> **A block of data**:
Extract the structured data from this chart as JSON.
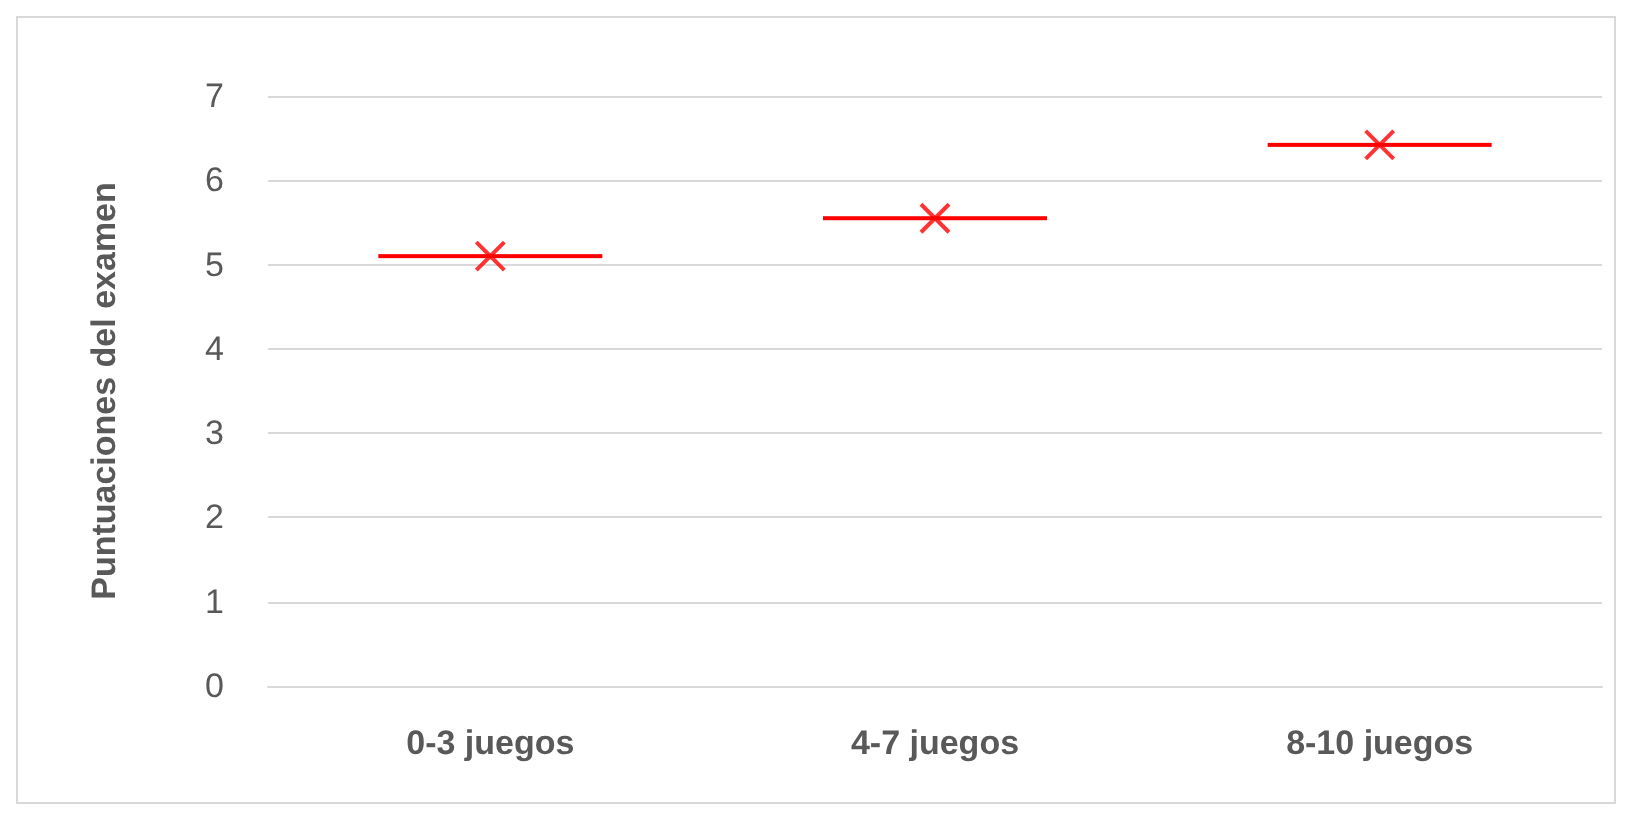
{
  "chart_data": {
    "type": "scatter",
    "ylabel": "Puntuaciones del examen",
    "categories": [
      "0-3 juegos",
      "4-7 juegos",
      "8-10 juegos"
    ],
    "series": [
      {
        "color": "#ff0000",
        "values": [
          5.1,
          5.55,
          6.42
        ]
      }
    ],
    "ylim": [
      0,
      7
    ],
    "yticks": [
      0,
      1,
      2,
      3,
      4,
      5,
      6,
      7
    ],
    "grid": "y",
    "marker": "cross"
  }
}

> **Aim**: Retype every entry verbatim and exclude the pictures from the copy.

> **Complete output**:
Extract the structured data from this chart as JSON.
{
  "chart_data": {
    "type": "scatter",
    "ylabel": "Puntuaciones del examen",
    "categories": [
      "0-3 juegos",
      "4-7 juegos",
      "8-10 juegos"
    ],
    "series": [
      {
        "color": "#ff0000",
        "values": [
          5.1,
          5.55,
          6.42
        ]
      }
    ],
    "ylim": [
      0,
      7
    ],
    "yticks": [
      0,
      1,
      2,
      3,
      4,
      5,
      6,
      7
    ],
    "grid": "y",
    "marker": "cross"
  }
}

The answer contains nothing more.